What is asked
Show all lines from the listing below that contain "Total".

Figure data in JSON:

BEGIN

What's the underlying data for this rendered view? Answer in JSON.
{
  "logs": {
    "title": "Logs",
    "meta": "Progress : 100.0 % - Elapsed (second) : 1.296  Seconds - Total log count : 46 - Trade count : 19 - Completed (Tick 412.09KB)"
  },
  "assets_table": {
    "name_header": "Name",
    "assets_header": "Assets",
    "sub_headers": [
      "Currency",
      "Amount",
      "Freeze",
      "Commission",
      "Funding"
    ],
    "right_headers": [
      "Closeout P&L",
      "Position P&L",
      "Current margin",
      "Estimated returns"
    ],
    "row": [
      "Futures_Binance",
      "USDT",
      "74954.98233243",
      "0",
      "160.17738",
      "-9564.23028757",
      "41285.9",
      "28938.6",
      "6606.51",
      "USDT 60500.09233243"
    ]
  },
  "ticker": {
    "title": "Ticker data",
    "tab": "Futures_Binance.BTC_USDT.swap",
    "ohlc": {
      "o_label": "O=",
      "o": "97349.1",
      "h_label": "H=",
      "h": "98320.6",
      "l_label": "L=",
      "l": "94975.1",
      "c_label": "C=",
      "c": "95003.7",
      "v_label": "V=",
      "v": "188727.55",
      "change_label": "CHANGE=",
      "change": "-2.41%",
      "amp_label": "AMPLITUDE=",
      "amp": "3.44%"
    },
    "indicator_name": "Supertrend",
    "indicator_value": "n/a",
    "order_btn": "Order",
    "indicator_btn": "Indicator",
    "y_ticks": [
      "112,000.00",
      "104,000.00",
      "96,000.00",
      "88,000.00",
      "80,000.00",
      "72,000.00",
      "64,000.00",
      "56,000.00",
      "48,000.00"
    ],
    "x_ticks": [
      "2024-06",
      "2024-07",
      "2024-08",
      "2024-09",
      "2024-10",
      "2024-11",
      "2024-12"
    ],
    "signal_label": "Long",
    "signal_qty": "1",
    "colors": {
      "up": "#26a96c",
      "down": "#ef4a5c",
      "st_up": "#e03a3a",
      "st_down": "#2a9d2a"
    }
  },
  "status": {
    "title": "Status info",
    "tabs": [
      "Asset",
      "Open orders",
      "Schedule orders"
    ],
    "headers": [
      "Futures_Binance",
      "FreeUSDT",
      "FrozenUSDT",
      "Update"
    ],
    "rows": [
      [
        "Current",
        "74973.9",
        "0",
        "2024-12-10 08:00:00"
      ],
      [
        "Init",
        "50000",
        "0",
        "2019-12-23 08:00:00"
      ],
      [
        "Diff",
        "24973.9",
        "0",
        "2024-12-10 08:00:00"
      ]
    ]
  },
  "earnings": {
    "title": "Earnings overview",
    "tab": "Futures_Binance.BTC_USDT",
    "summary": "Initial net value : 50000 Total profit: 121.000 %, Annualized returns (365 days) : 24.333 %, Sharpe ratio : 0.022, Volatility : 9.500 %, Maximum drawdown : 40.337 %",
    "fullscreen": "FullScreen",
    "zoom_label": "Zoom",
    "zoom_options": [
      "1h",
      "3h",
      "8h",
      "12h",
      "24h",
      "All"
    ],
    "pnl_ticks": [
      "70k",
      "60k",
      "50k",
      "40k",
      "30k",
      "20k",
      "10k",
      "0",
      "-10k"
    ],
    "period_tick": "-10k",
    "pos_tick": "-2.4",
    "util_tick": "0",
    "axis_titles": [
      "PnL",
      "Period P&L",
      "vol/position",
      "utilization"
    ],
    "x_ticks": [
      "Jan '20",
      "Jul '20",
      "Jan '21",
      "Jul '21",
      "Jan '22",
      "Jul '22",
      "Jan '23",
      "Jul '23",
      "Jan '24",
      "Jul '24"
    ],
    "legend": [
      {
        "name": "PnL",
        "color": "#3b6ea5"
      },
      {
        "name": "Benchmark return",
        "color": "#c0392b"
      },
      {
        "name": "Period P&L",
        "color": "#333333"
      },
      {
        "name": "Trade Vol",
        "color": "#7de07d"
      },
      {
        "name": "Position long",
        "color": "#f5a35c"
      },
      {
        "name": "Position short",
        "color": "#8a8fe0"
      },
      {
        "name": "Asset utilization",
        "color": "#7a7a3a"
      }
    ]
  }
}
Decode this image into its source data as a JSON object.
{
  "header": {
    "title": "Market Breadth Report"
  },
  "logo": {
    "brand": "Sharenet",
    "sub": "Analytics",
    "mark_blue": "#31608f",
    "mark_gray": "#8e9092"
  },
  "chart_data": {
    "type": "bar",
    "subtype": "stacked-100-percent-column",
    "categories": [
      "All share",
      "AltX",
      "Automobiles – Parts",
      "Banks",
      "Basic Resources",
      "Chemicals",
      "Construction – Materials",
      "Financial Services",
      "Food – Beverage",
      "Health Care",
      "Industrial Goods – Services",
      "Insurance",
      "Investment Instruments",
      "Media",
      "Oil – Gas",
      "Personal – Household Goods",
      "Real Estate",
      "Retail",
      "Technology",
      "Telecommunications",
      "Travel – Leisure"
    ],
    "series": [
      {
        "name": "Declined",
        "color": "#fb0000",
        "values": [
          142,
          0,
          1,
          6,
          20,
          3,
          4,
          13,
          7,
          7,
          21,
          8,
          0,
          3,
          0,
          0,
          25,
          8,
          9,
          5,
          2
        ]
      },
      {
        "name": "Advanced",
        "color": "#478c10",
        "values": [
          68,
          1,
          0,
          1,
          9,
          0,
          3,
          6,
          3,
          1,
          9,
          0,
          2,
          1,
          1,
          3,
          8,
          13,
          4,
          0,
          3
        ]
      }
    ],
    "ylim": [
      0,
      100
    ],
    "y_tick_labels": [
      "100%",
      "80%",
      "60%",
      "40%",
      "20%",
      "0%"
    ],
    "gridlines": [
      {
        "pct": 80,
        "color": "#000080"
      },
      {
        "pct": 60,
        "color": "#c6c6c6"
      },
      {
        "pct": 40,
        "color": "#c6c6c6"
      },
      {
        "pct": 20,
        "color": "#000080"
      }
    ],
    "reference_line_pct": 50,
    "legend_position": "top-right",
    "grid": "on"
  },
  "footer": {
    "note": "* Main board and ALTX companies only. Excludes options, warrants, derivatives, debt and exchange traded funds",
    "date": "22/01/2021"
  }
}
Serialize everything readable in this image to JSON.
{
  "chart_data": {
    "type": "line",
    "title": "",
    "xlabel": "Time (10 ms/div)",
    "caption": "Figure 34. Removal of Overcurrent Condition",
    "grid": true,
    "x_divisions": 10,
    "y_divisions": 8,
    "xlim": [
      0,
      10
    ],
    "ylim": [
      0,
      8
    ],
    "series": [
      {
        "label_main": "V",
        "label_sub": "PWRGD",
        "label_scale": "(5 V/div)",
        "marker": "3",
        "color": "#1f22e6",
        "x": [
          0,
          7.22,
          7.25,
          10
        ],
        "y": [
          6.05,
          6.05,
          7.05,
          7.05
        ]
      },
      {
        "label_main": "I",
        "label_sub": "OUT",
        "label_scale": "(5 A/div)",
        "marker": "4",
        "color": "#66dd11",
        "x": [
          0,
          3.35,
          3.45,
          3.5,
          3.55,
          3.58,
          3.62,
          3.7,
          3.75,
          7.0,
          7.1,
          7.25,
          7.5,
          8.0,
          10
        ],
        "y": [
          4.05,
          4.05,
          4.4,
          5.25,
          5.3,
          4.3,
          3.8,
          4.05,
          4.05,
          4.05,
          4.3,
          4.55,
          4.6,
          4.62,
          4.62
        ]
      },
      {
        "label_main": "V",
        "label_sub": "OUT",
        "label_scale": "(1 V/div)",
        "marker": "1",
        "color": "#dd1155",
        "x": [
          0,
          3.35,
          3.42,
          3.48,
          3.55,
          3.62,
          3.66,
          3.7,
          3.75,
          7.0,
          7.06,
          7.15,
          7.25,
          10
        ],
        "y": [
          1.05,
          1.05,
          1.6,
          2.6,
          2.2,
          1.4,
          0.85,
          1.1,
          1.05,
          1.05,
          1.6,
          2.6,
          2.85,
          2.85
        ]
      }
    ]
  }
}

END

Task output
    "meta": "Progress : 100.0 % - Elapsed (second) : 1.296  Seconds - Total log count : 46 - Trade count : 19 - Completed (Tick 412.09KB)"
    "summary": "Initial net value : 50000 Total profit: 121.000 %, Annualized returns (365 days) : 24.333 %, Sharpe ratio : 0.022, Volatility : 9.500 %, Maximum drawdown : 40.337 %",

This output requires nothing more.